Exercise details:
Pick every line with "diagram" from the material below.

## BEGIN

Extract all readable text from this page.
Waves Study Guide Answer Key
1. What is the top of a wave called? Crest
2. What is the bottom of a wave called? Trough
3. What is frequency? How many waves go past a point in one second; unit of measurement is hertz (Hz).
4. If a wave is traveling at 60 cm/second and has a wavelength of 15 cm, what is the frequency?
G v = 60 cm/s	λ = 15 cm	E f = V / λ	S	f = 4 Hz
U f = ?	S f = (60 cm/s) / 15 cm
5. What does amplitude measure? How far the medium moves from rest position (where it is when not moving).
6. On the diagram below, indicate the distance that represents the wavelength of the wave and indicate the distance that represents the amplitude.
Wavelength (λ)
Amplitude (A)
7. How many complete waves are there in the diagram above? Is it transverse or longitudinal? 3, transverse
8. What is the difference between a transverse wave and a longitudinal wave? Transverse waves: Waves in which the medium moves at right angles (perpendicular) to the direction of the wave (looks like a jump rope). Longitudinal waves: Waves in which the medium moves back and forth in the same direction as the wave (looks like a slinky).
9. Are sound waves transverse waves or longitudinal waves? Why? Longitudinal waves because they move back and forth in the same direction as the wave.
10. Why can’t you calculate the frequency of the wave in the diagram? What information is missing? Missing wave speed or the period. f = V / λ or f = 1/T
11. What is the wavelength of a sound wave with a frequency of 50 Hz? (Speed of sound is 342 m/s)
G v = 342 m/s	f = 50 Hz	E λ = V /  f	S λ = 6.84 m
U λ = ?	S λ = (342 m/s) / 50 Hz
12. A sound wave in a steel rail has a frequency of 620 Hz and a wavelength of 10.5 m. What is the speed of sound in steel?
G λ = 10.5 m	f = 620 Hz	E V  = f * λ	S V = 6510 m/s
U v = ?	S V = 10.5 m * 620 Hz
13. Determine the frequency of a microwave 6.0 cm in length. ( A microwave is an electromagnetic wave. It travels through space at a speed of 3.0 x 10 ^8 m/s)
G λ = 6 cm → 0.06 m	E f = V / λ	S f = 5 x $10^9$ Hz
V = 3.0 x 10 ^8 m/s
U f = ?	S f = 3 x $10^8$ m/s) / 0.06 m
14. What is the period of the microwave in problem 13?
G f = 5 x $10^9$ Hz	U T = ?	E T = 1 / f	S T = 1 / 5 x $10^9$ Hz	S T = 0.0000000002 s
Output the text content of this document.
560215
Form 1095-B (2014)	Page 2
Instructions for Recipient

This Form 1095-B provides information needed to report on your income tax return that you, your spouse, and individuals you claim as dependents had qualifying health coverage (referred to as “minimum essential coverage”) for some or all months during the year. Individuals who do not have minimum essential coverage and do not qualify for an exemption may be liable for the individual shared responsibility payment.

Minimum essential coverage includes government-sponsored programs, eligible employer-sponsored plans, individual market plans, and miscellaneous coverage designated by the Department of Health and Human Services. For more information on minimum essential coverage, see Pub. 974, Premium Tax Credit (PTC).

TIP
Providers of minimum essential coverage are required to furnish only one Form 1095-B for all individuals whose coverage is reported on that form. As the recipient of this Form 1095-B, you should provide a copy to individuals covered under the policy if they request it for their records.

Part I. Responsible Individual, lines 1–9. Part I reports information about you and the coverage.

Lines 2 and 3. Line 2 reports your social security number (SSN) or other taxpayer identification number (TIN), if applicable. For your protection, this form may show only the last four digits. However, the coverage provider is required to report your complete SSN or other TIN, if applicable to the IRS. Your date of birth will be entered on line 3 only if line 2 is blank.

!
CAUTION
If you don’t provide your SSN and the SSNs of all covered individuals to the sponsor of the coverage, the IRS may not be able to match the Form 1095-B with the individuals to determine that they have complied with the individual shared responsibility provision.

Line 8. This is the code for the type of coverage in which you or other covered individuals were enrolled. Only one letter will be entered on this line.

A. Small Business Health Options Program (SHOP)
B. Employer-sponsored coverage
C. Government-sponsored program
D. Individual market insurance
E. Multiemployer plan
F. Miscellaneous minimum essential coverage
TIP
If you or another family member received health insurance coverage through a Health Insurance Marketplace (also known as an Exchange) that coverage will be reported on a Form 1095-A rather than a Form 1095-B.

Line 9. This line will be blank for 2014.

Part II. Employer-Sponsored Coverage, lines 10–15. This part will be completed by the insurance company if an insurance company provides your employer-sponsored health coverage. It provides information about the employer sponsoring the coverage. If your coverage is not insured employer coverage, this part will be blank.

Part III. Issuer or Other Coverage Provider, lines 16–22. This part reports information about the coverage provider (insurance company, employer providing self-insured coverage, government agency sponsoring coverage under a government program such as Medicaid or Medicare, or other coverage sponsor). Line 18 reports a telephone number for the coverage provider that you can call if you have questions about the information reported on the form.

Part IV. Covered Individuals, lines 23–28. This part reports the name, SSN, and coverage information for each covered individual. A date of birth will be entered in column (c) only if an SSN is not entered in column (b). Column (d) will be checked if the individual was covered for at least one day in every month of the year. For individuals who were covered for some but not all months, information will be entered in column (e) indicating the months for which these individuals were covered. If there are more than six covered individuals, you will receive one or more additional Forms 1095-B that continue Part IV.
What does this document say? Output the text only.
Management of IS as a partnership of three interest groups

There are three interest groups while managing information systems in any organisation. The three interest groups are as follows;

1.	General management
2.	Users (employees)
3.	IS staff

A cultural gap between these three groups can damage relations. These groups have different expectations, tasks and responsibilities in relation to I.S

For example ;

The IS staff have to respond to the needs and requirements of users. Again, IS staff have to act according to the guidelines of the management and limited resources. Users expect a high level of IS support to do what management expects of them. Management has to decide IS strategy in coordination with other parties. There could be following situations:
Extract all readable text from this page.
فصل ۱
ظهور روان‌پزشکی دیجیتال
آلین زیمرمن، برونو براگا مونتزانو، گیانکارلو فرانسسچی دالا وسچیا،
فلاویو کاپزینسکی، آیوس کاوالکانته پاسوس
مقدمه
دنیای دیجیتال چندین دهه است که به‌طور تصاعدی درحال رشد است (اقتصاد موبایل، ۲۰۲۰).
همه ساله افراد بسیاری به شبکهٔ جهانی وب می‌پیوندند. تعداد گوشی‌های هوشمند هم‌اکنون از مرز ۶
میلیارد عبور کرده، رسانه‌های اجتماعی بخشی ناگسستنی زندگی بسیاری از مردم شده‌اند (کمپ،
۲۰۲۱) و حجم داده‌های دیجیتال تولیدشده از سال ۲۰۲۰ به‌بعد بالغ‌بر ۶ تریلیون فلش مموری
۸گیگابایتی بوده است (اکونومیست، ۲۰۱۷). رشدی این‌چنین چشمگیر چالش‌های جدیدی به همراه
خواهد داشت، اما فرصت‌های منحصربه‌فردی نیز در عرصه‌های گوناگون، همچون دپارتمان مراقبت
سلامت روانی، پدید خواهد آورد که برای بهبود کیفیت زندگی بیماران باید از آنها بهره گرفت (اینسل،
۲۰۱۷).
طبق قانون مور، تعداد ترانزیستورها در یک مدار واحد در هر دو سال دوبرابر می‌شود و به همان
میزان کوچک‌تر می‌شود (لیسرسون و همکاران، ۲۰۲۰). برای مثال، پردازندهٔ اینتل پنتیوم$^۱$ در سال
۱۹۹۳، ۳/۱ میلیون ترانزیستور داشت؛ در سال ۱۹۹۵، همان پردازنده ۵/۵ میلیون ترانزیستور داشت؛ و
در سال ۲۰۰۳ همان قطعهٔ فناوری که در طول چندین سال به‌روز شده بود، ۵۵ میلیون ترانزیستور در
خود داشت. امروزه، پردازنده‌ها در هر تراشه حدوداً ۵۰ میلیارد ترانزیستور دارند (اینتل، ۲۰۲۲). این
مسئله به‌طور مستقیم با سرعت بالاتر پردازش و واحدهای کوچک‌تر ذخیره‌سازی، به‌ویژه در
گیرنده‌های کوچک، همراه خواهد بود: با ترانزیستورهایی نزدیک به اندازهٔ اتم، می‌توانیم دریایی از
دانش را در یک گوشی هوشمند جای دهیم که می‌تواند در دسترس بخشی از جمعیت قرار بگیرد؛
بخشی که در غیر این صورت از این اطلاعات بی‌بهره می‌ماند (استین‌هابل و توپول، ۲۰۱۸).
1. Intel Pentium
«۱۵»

## END

Task output:
6. On the diagram below, indicate the distance that represents the wavelength of the wave and indicate the distance that represents the amplitude.
7. How many complete waves are there in the diagram above? Is it transverse or longitudinal? 3, transverse
10. Why can’t you calculate the frequency of the wave in the diagram? What information is missing? Missing wave speed or the period. f = V / λ or f = 1/T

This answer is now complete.